§ **What to work on**
Print all entries word for word.

═══ Dataset content

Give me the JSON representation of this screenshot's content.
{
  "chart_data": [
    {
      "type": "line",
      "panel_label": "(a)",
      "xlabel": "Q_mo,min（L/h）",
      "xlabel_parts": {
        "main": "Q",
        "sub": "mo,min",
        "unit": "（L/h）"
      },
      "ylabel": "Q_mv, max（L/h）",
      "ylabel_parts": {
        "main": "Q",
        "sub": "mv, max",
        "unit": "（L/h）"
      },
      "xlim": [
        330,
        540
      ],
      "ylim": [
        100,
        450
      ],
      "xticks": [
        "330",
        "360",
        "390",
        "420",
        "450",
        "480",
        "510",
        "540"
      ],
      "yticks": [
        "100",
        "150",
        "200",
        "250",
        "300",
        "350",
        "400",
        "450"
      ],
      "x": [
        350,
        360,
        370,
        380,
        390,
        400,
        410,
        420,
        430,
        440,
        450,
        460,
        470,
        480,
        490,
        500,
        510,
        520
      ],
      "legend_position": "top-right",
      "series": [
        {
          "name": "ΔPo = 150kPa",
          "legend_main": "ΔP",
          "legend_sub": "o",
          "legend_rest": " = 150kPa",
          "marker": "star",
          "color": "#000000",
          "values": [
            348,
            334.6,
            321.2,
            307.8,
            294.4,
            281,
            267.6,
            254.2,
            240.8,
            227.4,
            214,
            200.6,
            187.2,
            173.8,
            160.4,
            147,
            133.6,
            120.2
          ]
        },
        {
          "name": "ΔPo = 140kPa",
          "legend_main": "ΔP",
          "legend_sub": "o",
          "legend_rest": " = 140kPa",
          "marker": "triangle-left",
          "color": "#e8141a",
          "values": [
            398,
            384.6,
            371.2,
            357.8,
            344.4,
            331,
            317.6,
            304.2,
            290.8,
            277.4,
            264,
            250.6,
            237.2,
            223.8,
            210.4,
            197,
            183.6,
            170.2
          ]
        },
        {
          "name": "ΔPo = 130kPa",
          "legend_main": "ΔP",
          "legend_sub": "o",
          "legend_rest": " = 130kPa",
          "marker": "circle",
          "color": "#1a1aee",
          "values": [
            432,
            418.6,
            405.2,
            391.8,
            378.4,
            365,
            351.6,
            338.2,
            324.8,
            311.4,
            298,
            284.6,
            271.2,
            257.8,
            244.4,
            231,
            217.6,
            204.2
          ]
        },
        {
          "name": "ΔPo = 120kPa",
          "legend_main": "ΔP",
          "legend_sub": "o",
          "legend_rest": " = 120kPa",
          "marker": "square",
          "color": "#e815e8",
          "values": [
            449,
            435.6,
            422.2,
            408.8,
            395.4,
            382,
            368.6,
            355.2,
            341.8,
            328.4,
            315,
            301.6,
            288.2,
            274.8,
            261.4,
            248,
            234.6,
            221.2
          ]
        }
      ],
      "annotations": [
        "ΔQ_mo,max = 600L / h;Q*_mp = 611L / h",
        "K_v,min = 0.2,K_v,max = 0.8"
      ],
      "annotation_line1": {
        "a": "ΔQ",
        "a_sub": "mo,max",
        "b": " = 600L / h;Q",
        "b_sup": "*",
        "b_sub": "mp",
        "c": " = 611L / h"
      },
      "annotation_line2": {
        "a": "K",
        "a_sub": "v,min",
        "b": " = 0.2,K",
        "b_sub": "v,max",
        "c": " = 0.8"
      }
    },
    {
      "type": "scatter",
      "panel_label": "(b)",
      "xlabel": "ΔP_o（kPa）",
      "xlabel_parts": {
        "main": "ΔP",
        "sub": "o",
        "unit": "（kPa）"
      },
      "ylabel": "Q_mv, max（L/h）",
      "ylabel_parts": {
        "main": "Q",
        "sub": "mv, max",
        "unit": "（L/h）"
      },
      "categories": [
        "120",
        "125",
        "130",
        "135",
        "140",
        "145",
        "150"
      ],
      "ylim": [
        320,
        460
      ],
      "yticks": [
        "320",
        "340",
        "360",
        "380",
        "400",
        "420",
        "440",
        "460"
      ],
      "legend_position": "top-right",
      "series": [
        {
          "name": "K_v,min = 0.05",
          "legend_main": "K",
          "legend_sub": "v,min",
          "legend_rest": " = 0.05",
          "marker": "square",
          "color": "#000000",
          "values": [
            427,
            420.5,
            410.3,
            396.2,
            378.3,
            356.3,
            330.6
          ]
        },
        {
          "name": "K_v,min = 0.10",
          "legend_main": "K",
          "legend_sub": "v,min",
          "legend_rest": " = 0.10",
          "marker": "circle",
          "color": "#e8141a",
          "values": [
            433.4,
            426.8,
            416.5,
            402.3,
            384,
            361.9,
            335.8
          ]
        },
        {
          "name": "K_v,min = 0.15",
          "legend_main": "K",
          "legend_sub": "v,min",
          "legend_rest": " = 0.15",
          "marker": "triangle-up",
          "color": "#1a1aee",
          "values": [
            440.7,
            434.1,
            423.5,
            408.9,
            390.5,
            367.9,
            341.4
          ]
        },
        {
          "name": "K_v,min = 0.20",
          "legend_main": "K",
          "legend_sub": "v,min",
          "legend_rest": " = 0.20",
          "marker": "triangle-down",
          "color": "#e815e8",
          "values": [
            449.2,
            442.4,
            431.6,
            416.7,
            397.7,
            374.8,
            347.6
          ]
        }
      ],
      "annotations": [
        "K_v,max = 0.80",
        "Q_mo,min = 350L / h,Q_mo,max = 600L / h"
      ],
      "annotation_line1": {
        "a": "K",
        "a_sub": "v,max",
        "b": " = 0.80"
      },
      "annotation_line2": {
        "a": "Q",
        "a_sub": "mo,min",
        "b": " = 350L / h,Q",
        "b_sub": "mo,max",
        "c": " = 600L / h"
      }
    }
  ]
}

══════

§ **Solution for this exercise**
Give me the JSON representation of this screenshot's content.
{
  "chart_data": [
    {
      "type": "line",
      "panel_label": "(a)",
      "xlabel": "Q_mo,min（L/h）",
      "xlabel_parts": {
        "main": "Q",
        "sub": "mo,min",
        "unit": "（L/h）"
      },
      "ylabel": "Q_mv, max（L/h）",
      "ylabel_parts": {
        "main": "Q",
        "sub": "mv, max",
        "unit": "（L/h）"
      },
      "xlim": [
        330,
        540
      ],
      "ylim": [
        100,
        450
      ],
      "xticks": [
        "330",
        "360",
        "390",
        "420",
        "450",
        "480",
        "510",
        "540"
      ],
      "yticks": [
        "100",
        "150",
        "200",
        "250",
        "300",
        "350",
        "400",
        "450"
      ],
      "x": [
        350,
        360,
        370,
        380,
        390,
        400,
        410,
        420,
        430,
        440,
        450,
        460,
        470,
        480,
        490,
        500,
        510,
        520
      ],
      "legend_position": "top-right",
      "series": [
        {
          "name": "ΔPo = 150kPa",
          "legend_main": "ΔP",
          "legend_sub": "o",
          "legend_rest": " = 150kPa",
          "marker": "star",
          "color": "#000000",
          "values": [
            348,
            334.6,
            321.2,
            307.8,
            294.4,
            281,
            267.6,
            254.2,
            240.8,
            227.4,
            214,
            200.6,
            187.2,
            173.8,
            160.4,
            147,
            133.6,
            120.2
          ]
        },
        {
          "name": "ΔPo = 140kPa",
          "legend_main": "ΔP",
          "legend_sub": "o",
          "legend_rest": " = 140kPa",
          "marker": "triangle-left",
          "color": "#e8141a",
          "values": [
            398,
            384.6,
            371.2,
            357.8,
            344.4,
            331,
            317.6,
            304.2,
            290.8,
            277.4,
            264,
            250.6,
            237.2,
            223.8,
            210.4,
            197,
            183.6,
            170.2
          ]
        },
        {
          "name": "ΔPo = 130kPa",
          "legend_main": "ΔP",
          "legend_sub": "o",
          "legend_rest": " = 130kPa",
          "marker": "circle",
          "color": "#1a1aee",
          "values": [
            432,
            418.6,
            405.2,
            391.8,
            378.4,
            365,
            351.6,
            338.2,
            324.8,
            311.4,
            298,
            284.6,
            271.2,
            257.8,
            244.4,
            231,
            217.6,
            204.2
          ]
        },
        {
          "name": "ΔPo = 120kPa",
          "legend_main": "ΔP",
          "legend_sub": "o",
          "legend_rest": " = 120kPa",
          "marker": "square",
          "color": "#e815e8",
          "values": [
            449,
            435.6,
            422.2,
            408.8,
            395.4,
            382,
            368.6,
            355.2,
            341.8,
            328.4,
            315,
            301.6,
            288.2,
            274.8,
            261.4,
            248,
            234.6,
            221.2
          ]
        }
      ],
      "annotations": [
        "ΔQ_mo,max = 600L / h;Q*_mp = 611L / h",
        "K_v,min = 0.2,K_v,max = 0.8"
      ],
      "annotation_line1": {
        "a": "ΔQ",
        "a_sub": "mo,max",
        "b": " = 600L / h;Q",
        "b_sup": "*",
        "b_sub": "mp",
        "c": " = 611L / h"
      },
      "annotation_line2": {
        "a": "K",
        "a_sub": "v,min",
        "b": " = 0.2,K",
        "b_sub": "v,max",
        "c": " = 0.8"
      }
    },
    {
      "type": "scatter",
      "panel_label": "(b)",
      "xlabel": "ΔP_o（kPa）",
      "xlabel_parts": {
        "main": "ΔP",
        "sub": "o",
        "unit": "（kPa）"
      },
      "ylabel": "Q_mv, max（L/h）",
      "ylabel_parts": {
        "main": "Q",
        "sub": "mv, max",
        "unit": "（L/h）"
      },
      "categories": [
        "120",
        "125",
        "130",
        "135",
        "140",
        "145",
        "150"
      ],
      "ylim": [
        320,
        460
      ],
      "yticks": [
        "320",
        "340",
        "360",
        "380",
        "400",
        "420",
        "440",
        "460"
      ],
      "legend_position": "top-right",
      "series": [
        {
          "name": "K_v,min = 0.05",
          "legend_main": "K",
          "legend_sub": "v,min",
          "legend_rest": " = 0.05",
          "marker": "square",
          "color": "#000000",
          "values": [
            427,
            420.5,
            410.3,
            396.2,
            378.3,
            356.3,
            330.6
          ]
        },
        {
          "name": "K_v,min = 0.10",
          "legend_main": "K",
          "legend_sub": "v,min",
          "legend_rest": " = 0.10",
          "marker": "circle",
          "color": "#e8141a",
          "values": [
            433.4,
            426.8,
            416.5,
            402.3,
            384,
            361.9,
            335.8
          ]
        },
        {
          "name": "K_v,min = 0.15",
          "legend_main": "K",
          "legend_sub": "v,min",
          "legend_rest": " = 0.15",
          "marker": "triangle-up",
          "color": "#1a1aee",
          "values": [
            440.7,
            434.1,
            423.5,
            408.9,
            390.5,
            367.9,
            341.4
          ]
        },
        {
          "name": "K_v,min = 0.20",
          "legend_main": "K",
          "legend_sub": "v,min",
          "legend_rest": " = 0.20",
          "marker": "triangle-down",
          "color": "#e815e8",
          "values": [
            449.2,
            442.4,
            431.6,
            416.7,
            397.7,
            374.8,
            347.6
          ]
        }
      ],
      "annotations": [
        "K_v,max = 0.80",
        "Q_mo,min = 350L / h,Q_mo,max = 600L / h"
      ],
      "annotation_line1": {
        "a": "K",
        "a_sub": "v,max",
        "b": " = 0.80"
      },
      "annotation_line2": {
        "a": "Q",
        "a_sub": "mo,min",
        "b": " = 350L / h,Q",
        "b_sub": "mo,max",
        "c": " = 600L / h"
      }
    }
  ]
}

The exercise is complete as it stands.